Berikan lanjutan teks di bawah tentang terpilihnya Setyo Budiyanto sebagai Ketua KPK, dimulai setelah kalimat terakhir yang ditampilkan.

[Bacaan yang Diberikan]
-*-
JAKARTA – Masyarakat Anti Korupsi Indonesia atau MAKI yakin KPK memiliki masa depan seusai terpilihnya Setyo Budiyanto sebagai nakhoda anyar lembaga antirasuah tersebut.
Dewan Perwakilan Rakyat (DPR) RI melalui Komisi III yang membidangi hukum akhirnya menetapkan pimpinan KPK periode 2024-2029. Tak hanya itu, DPR juga menetapkan dewan pengawas atau dewas lembaga tersebut.
Adalah Setyo Budiyanto yang terpilih sebagai Ketua KPK, diikuti wakil ketua, yakni Fitroh Rohcahyanto, Johanis Tanak, Agus Joko Pramono, dan Ibnu Basuki Widodo. Sedangkan dewas KPK yang terpilih adalah Chisca Mirawati, Wisnu Baroto, Sumpeno, Gusrizal, dan Benny Jozua Mamoto.
Mereka semua dipilih seusai melalui rangkaian uji kelayakan dan kepatutan yang berlangsung sejak Senin (18/11/2024). Ketua Masyarakat Anti Korupsi (MAKI) Boyamin Saiman mengatakan terpilihnya Setya Budiyanto sebagai memberikan harapan bahwa KPK kembali bertaring.
Track Record Positif
Publik kini berharap banyak pada Setyo Budiyanto, untuk kembali membawa KPK menjadi lembaga yang disegani, setelah citra itu perlahan memudar dalam beberapa tahun ke belakang. Gambaran bahwa KPK adalah lembaga pemberantas korupsi kian redup terutama setelah ketua periode sebelumnya, Firli Bahuri, terjerat sejumlah kasus, termasuk dugaan gratifikasi dari tersangka korupsi mantan Mantan Menteri Pertanian, Syahrul Yasin Limpo.
-*-
[Blok Data]
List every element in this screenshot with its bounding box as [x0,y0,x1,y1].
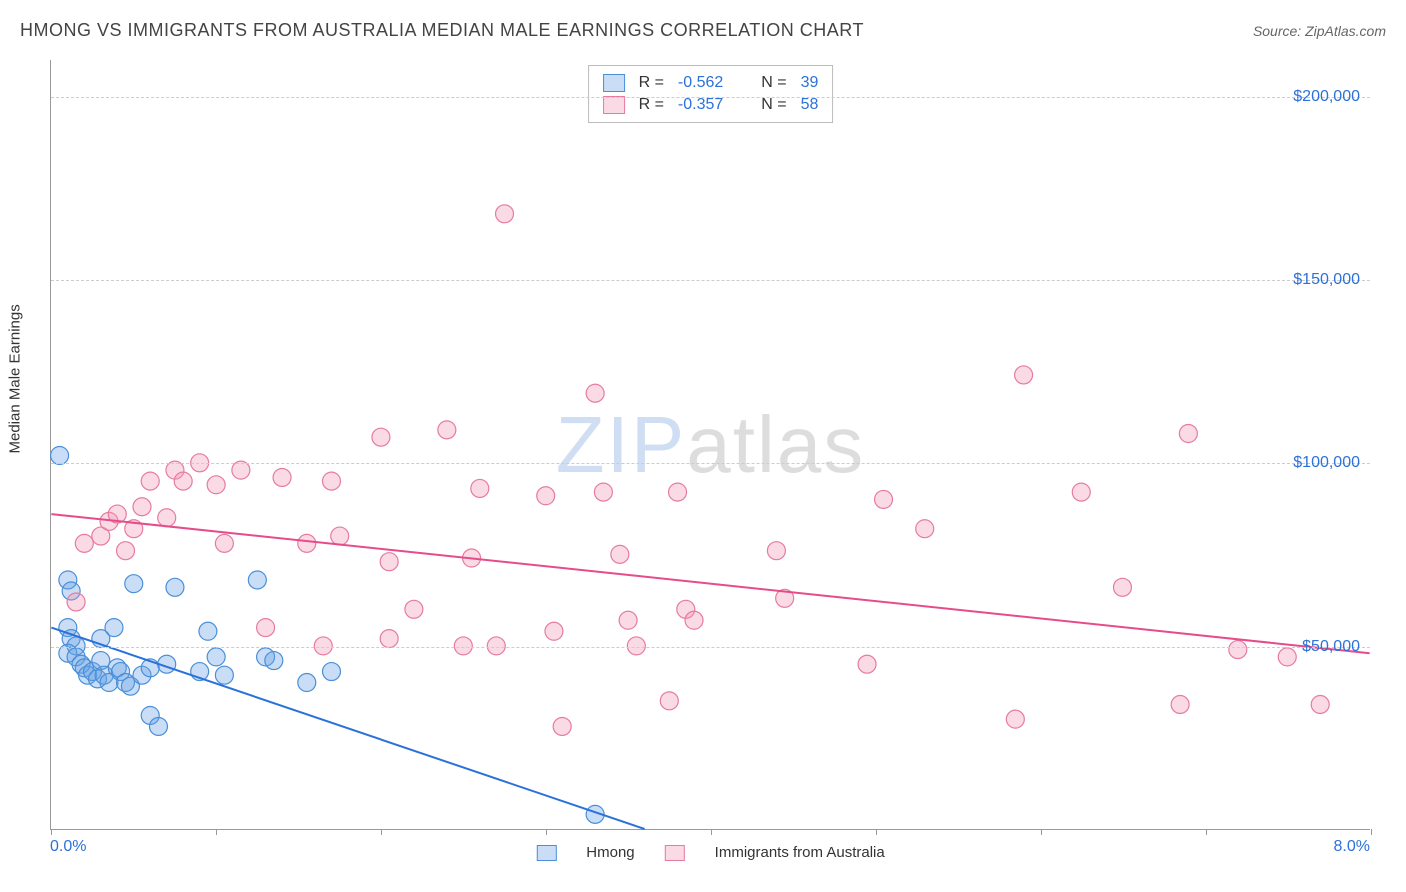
-*-
[Hasil Akhir]
Setyo Budiyanto, pria kelahiran 57 tahun ini sebenarnya bukan orang baru di lingkungan lembaga antirasuah. Ia pernah menjabat sebagai Direktur Penyidikan KPK selama lebih dari setahun pada 2020. Sebelum itu, ia juga menjabat sebagai Koordinator Wilayah III KPK sekaligus Pelaksana Tugas Dirdik KPK.
Selain itu, Setyo juga pernah menjabat sebagai Kapolda, di antaranya Kapolda Sulawesi Utara dan Kapolda Nusa Tenggara Timur.
Nama Setyo Budiyono, kata Bonyamin, sejauh ini memiliki track record yang bagus dan jauh dari kontroversi, baik selama di Kapolda, di KPK, maupun jabatan-jabatan sebelumnya.
“Setyo tipikal orang yang tidak meledak-ledak dan tidak over semangat. Di sisi lain (sifat ini) ada baiknya,” kata Boyamin saat dihubungi VOI.
“Jadi beliau ini tidak ambisius, salah satu sisi baik menurut saya. Karena pimpinan KPK terutama Ketua KPK selama ini ada sisi-sisi ambisius dan itu membuat yang bersangkutan jatuh,” imbuhnya.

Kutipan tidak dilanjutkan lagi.